(Stored dataset items)
++++++++++++++++++++

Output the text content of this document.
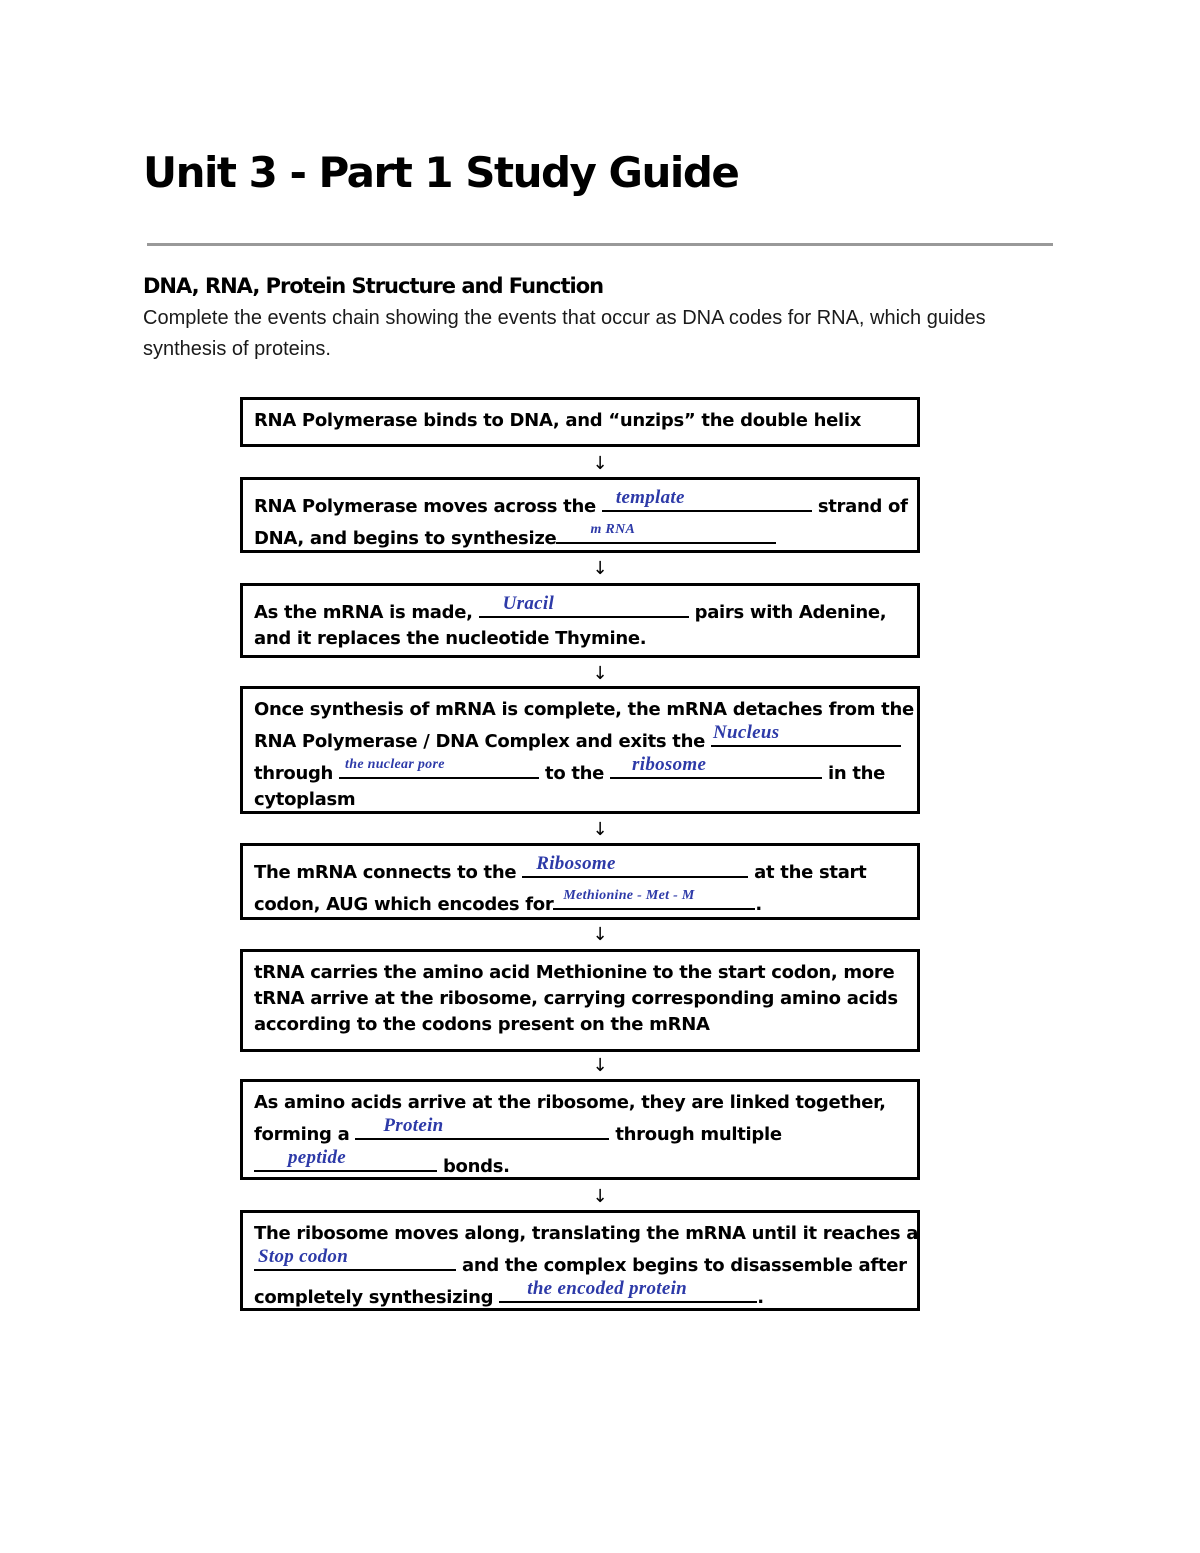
Unit 3 - Part 1 Study Guide
DNA, RNA, Protein Structure and Function

Complete the events chain showing the events that occur as DNA codes for RNA, which guides synthesis of proteins.

RNA Polymerase binds to DNA, and “unzips” the double helix
↓
RNA Polymerase moves across the template	strand of
DNA, and begins to synthesize	m RNA
↓
As the mRNA is made,	Uracil	pairs with Adenine,
and it replaces the nucleotide Thymine.
↓
Once synthesis of mRNA is complete, the mRNA detaches from the
RNA Polymerase / DNA Complex and exits the Nucleus
through the nuclear pore	to the	ribosome	in the
cytoplasm
↓
The mRNA connects to the Ribosome	at the start
codon, AUG which encodes for Methionine - Met - M	.
↓
tRNA carries the amino acid Methionine to the start codon, more
tRNA arrive at the ribosome, carrying corresponding amino acids
according to the codons present on the mRNA
↓
As amino acids arrive at the ribosome, they are linked together,
forming a	Protein	through multiple
peptide	bonds.
↓
The ribosome moves along, translating the mRNA until it reaches a
Stop codon	and the complex begins to disassemble after
completely synthesizing	the encoded protein	.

++++++++++++++++++++

■ DIRECTIONS ■
Please report all lines in the entries where "acids" appears.

■ EXERCISE RESULT ■
tRNA arrive at the ribosome, carrying corresponding amino acids
As amino acids arrive at the ribosome, they are linked together,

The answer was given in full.